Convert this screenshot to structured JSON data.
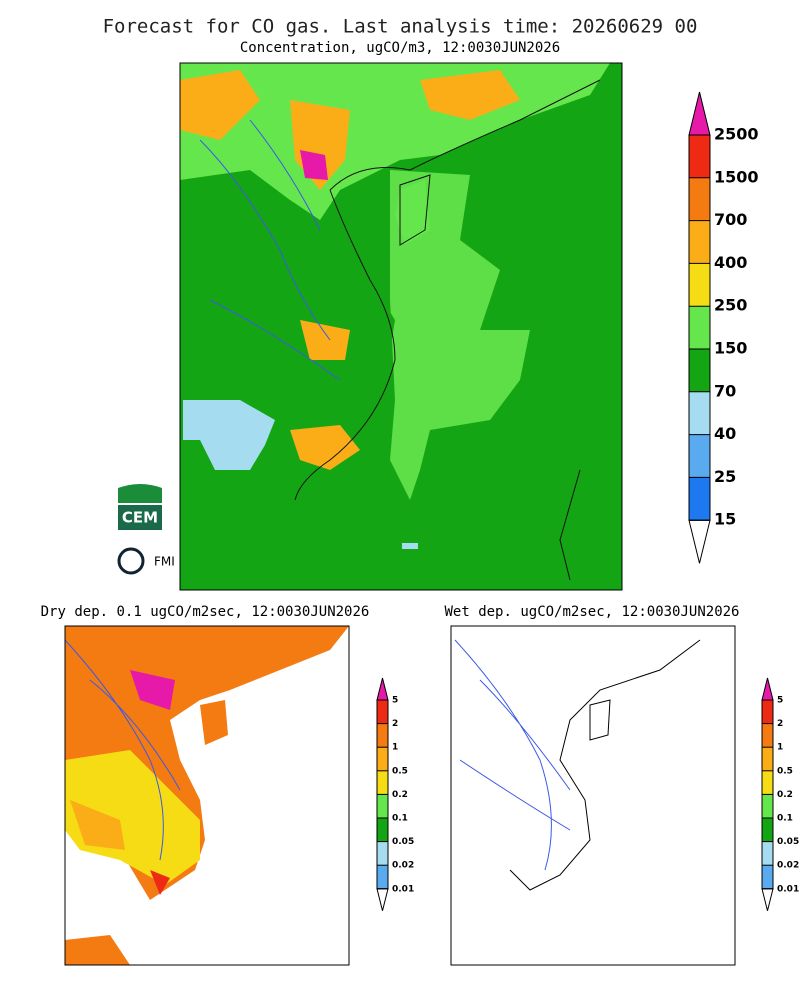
{
  "header": {
    "title": "Forecast for CO gas. Last analysis time: 20260629 00"
  },
  "panels": [
    {
      "subtitle": "Concentration, ugCO/m3, 12:0030JUN2026",
      "colorbar": {
        "labels": [
          2500,
          1500,
          700,
          400,
          250,
          150,
          70,
          40,
          25,
          15
        ],
        "top_color": "#e619a8",
        "colors": [
          "#ee2a14",
          "#f47a12",
          "#fbad18",
          "#f5dc14",
          "#66e64d",
          "#14a514",
          "#a5dcf0",
          "#5aaaf0",
          "#1e78f0"
        ],
        "bottom_color": "#ffffff"
      }
    },
    {
      "subtitle": "Dry dep. 0.1 ugCO/m2sec, 12:0030JUN2026",
      "colorbar": {
        "labels": [
          5,
          2,
          1,
          0.5,
          0.2,
          0.1,
          0.05,
          0.02,
          0.01
        ],
        "top_color": "#e619a8",
        "colors": [
          "#ee2a14",
          "#f47a12",
          "#fbad18",
          "#f5dc14",
          "#66e64d",
          "#14a514",
          "#a5dcf0",
          "#5aaaf0"
        ],
        "bottom_color": "#ffffff"
      }
    },
    {
      "subtitle": "Wet dep. ugCO/m2sec, 12:0030JUN2026",
      "colorbar": {
        "labels": [
          5,
          2,
          1,
          0.5,
          0.2,
          0.1,
          0.05,
          0.02,
          0.01
        ],
        "top_color": "#e619a8",
        "colors": [
          "#ee2a14",
          "#f47a12",
          "#fbad18",
          "#f5dc14",
          "#66e64d",
          "#14a514",
          "#a5dcf0",
          "#5aaaf0"
        ],
        "bottom_color": "#ffffff"
      }
    }
  ],
  "logos": {
    "cem": "CEM",
    "fmi": "FMI"
  }
}
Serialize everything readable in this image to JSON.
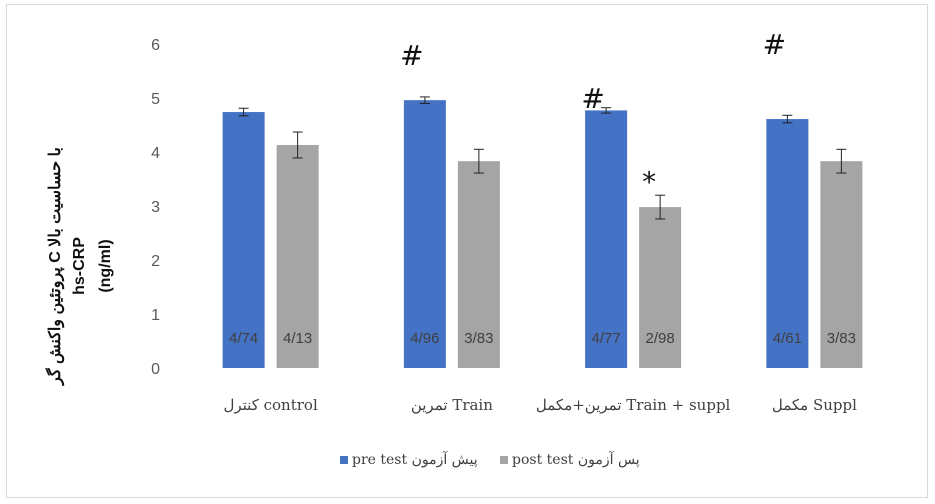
{
  "chart_data": {
    "type": "bar",
    "title": "",
    "ylabel": [
      "پروتئین واکنش گر C با حساسیت بالا",
      "hs-CRP",
      "(ng/ml)"
    ],
    "ylim": [
      0,
      6
    ],
    "yticks": [
      0,
      1,
      2,
      3,
      4,
      5,
      6
    ],
    "grid": false,
    "legend_position": "bottom",
    "categories": [
      "کنترل control",
      "تمرین Train",
      "تمرین+مکمل Train + suppl",
      "مکمل Suppl"
    ],
    "series": [
      {
        "name": "pre test پیش آزمون",
        "color": "#4472c4",
        "values": [
          4.74,
          4.96,
          4.77,
          4.61
        ],
        "errors": [
          0.07,
          0.06,
          0.05,
          0.07
        ],
        "labels": [
          "4/74",
          "4/96",
          "4/77",
          "4/61"
        ]
      },
      {
        "name": "post test پس آزمون",
        "color": "#a5a5a5",
        "values": [
          4.13,
          3.83,
          2.98,
          3.83
        ],
        "errors": [
          0.24,
          0.22,
          0.22,
          0.22
        ],
        "labels": [
          "4/13",
          "3/83",
          "2/98",
          "3/83"
        ]
      }
    ],
    "annotations": [
      {
        "text": "#",
        "category": 1,
        "value": 5.8
      },
      {
        "text": "#",
        "category": 2,
        "value": 5.0
      },
      {
        "text": "#",
        "category": 3,
        "value": 6.0
      },
      {
        "text": "*",
        "category": 2,
        "value": 3.45
      }
    ]
  }
}
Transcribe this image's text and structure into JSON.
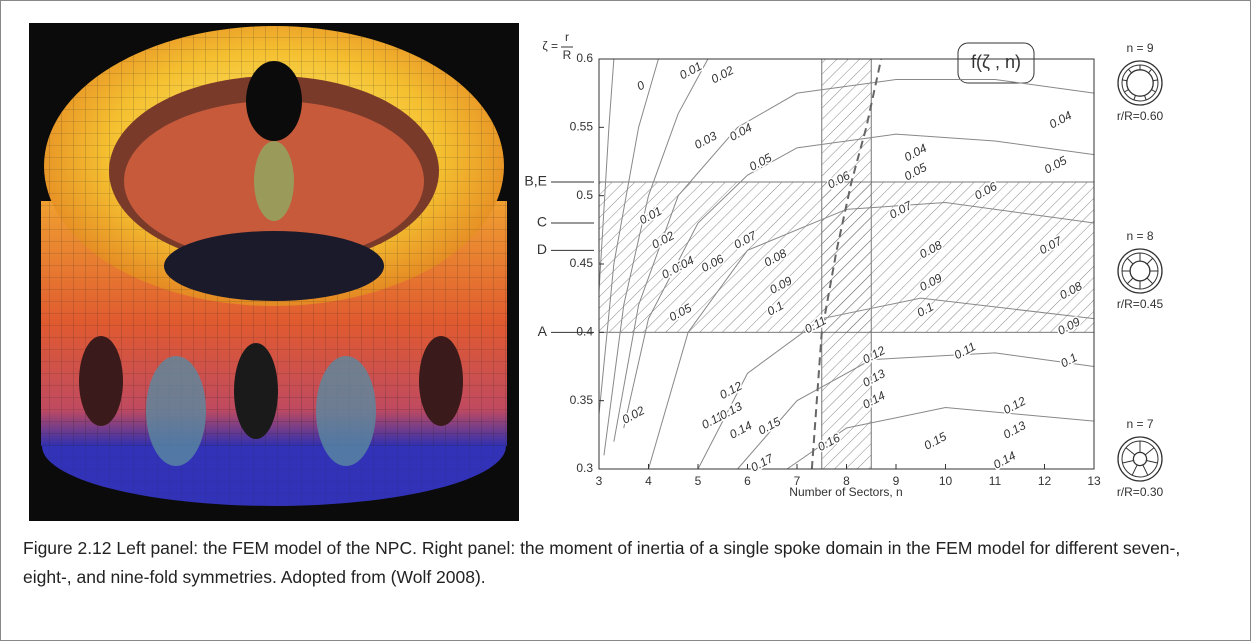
{
  "figure_caption": "Figure 2.12 Left panel: the FEM model of the NPC. Right panel: the moment of inertia of a single spoke domain in the FEM model for different seven-, eight-, and nine-fold symmetries. Adopted from (Wolf 2008).",
  "chart_data": {
    "type": "contour",
    "x_label": "Number of Sectors, n",
    "zeta_label": {
      "lhs": "ζ =",
      "num": "r",
      "den": "R"
    },
    "function_label": "f(ζ , n)",
    "xlim": [
      3,
      13
    ],
    "xticks": [
      3,
      4,
      5,
      6,
      7,
      8,
      9,
      10,
      11,
      12,
      13
    ],
    "ylim": [
      0.3,
      0.6
    ],
    "yticks": [
      0.3,
      0.35,
      0.4,
      0.45,
      0.5,
      0.55,
      0.6
    ],
    "hatch_zeta": [
      0.4,
      0.51
    ],
    "hatch_n": [
      7.5,
      8.5
    ],
    "markers": [
      {
        "label": "B,E",
        "zeta": 0.51
      },
      {
        "label": "C",
        "zeta": 0.48
      },
      {
        "label": "D",
        "zeta": 0.46
      },
      {
        "label": "A",
        "zeta": 0.4
      }
    ],
    "contours": [
      {
        "x": [
          3.0,
          3.2,
          3.3
        ],
        "values": [
          0.43,
          0.55,
          0.6
        ]
      },
      {
        "x": [
          3.0,
          3.3,
          3.8,
          4.2
        ],
        "values": [
          0.34,
          0.45,
          0.55,
          0.6
        ]
      },
      {
        "x": [
          3.1,
          3.5,
          4.0,
          4.6,
          5.2
        ],
        "values": [
          0.31,
          0.42,
          0.5,
          0.56,
          0.6
        ]
      },
      {
        "x": [
          3.3,
          3.8,
          4.6,
          5.8,
          7.0,
          9.0,
          11.0,
          13.0
        ],
        "values": [
          0.32,
          0.42,
          0.5,
          0.55,
          0.575,
          0.585,
          0.585,
          0.575
        ]
      },
      {
        "x": [
          3.5,
          4.0,
          5.0,
          6.0,
          7.0,
          9.0,
          11.0,
          13.0
        ],
        "values": [
          0.33,
          0.41,
          0.48,
          0.515,
          0.535,
          0.545,
          0.54,
          0.53
        ]
      },
      {
        "x": [
          4.0,
          4.8,
          6.0,
          8.0,
          10.0,
          13.0
        ],
        "values": [
          0.3,
          0.4,
          0.46,
          0.49,
          0.495,
          0.48
        ]
      },
      {
        "x": [
          5.0,
          6.0,
          7.5,
          9.5,
          13.0
        ],
        "values": [
          0.3,
          0.37,
          0.41,
          0.425,
          0.41
        ]
      },
      {
        "x": [
          5.8,
          7.0,
          8.5,
          11.0,
          13.0
        ],
        "values": [
          0.3,
          0.35,
          0.38,
          0.385,
          0.375
        ]
      },
      {
        "x": [
          6.8,
          8.0,
          10.0,
          13.0
        ],
        "values": [
          0.3,
          0.33,
          0.345,
          0.335
        ]
      }
    ],
    "dashed": {
      "x": [
        7.3,
        7.5,
        7.8,
        8.1,
        8.4,
        8.7
      ],
      "values": [
        0.3,
        0.4,
        0.46,
        0.51,
        0.55,
        0.6
      ]
    },
    "contour_labels": [
      {
        "text": "0",
        "n": 3.85,
        "zeta": 0.58
      },
      {
        "text": "0.01",
        "n": 4.86,
        "zeta": 0.591
      },
      {
        "text": "0.02",
        "n": 5.5,
        "zeta": 0.588
      },
      {
        "text": "0.03",
        "n": 5.16,
        "zeta": 0.54
      },
      {
        "text": "0.04",
        "n": 5.87,
        "zeta": 0.546
      },
      {
        "text": "0.04",
        "n": 9.4,
        "zeta": 0.531
      },
      {
        "text": "0.04",
        "n": 12.33,
        "zeta": 0.555
      },
      {
        "text": "0.05",
        "n": 6.27,
        "zeta": 0.524
      },
      {
        "text": "0.05",
        "n": 9.4,
        "zeta": 0.517
      },
      {
        "text": "0.05",
        "n": 12.23,
        "zeta": 0.522
      },
      {
        "text": "0.06",
        "n": 7.85,
        "zeta": 0.511
      },
      {
        "text": "0.06",
        "n": 10.82,
        "zeta": 0.503
      },
      {
        "text": "0.07",
        "n": 9.1,
        "zeta": 0.489
      },
      {
        "text": "0.07",
        "n": 12.13,
        "zeta": 0.463
      },
      {
        "text": "0.08",
        "n": 6.57,
        "zeta": 0.454
      },
      {
        "text": "0.08",
        "n": 9.71,
        "zeta": 0.46
      },
      {
        "text": "0.08",
        "n": 12.54,
        "zeta": 0.43
      },
      {
        "text": "0.09",
        "n": 6.68,
        "zeta": 0.434
      },
      {
        "text": "0.09",
        "n": 9.71,
        "zeta": 0.436
      },
      {
        "text": "0.09",
        "n": 12.5,
        "zeta": 0.404
      },
      {
        "text": "0.1",
        "n": 6.57,
        "zeta": 0.417
      },
      {
        "text": "0.1",
        "n": 9.6,
        "zeta": 0.416
      },
      {
        "text": "0.1",
        "n": 12.5,
        "zeta": 0.379
      },
      {
        "text": "0.11",
        "n": 7.38,
        "zeta": 0.405
      },
      {
        "text": "0.11",
        "n": 10.4,
        "zeta": 0.386
      },
      {
        "text": "0.12",
        "n": 8.56,
        "zeta": 0.383
      },
      {
        "text": "0.12",
        "n": 11.4,
        "zeta": 0.346
      },
      {
        "text": "0.13",
        "n": 8.56,
        "zeta": 0.366
      },
      {
        "text": "0.13",
        "n": 11.4,
        "zeta": 0.328
      },
      {
        "text": "0.14",
        "n": 8.56,
        "zeta": 0.35
      },
      {
        "text": "0.14",
        "n": 11.2,
        "zeta": 0.306
      },
      {
        "text": "0.15",
        "n": 6.45,
        "zeta": 0.331
      },
      {
        "text": "0.15",
        "n": 9.8,
        "zeta": 0.32
      },
      {
        "text": "0.16",
        "n": 7.65,
        "zeta": 0.319
      },
      {
        "text": "0.17",
        "n": 6.3,
        "zeta": 0.304
      },
      {
        "text": "0.01",
        "n": 4.05,
        "zeta": 0.485
      },
      {
        "text": "0.02",
        "n": 4.3,
        "zeta": 0.467
      },
      {
        "text": "0.03",
        "n": 4.5,
        "zeta": 0.445
      },
      {
        "text": "0.04",
        "n": 4.7,
        "zeta": 0.449
      },
      {
        "text": "0.05",
        "n": 4.65,
        "zeta": 0.414
      },
      {
        "text": "0.06",
        "n": 5.3,
        "zeta": 0.45
      },
      {
        "text": "0.07",
        "n": 5.96,
        "zeta": 0.467
      },
      {
        "text": "0.02",
        "n": 3.7,
        "zeta": 0.339
      },
      {
        "text": "0.11",
        "n": 5.3,
        "zeta": 0.335
      },
      {
        "text": "0.12",
        "n": 5.67,
        "zeta": 0.357
      },
      {
        "text": "0.13",
        "n": 5.67,
        "zeta": 0.342
      },
      {
        "text": "0.14",
        "n": 5.87,
        "zeta": 0.328
      }
    ],
    "icons": [
      {
        "title": "n = 9",
        "n": 9,
        "ratio": 0.6,
        "label": "r/R=0.60"
      },
      {
        "title": "n = 8",
        "n": 8,
        "ratio": 0.45,
        "label": "r/R=0.45"
      },
      {
        "title": "n = 7",
        "n": 7,
        "ratio": 0.3,
        "label": "r/R=0.30"
      }
    ]
  }
}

########################################

Exercise brief
Identify the lines in the entries that hold "آزمون" and return each one.

Answer below
        "name": "pre test پیش آزمون",
        "name": "post test پس آزمون",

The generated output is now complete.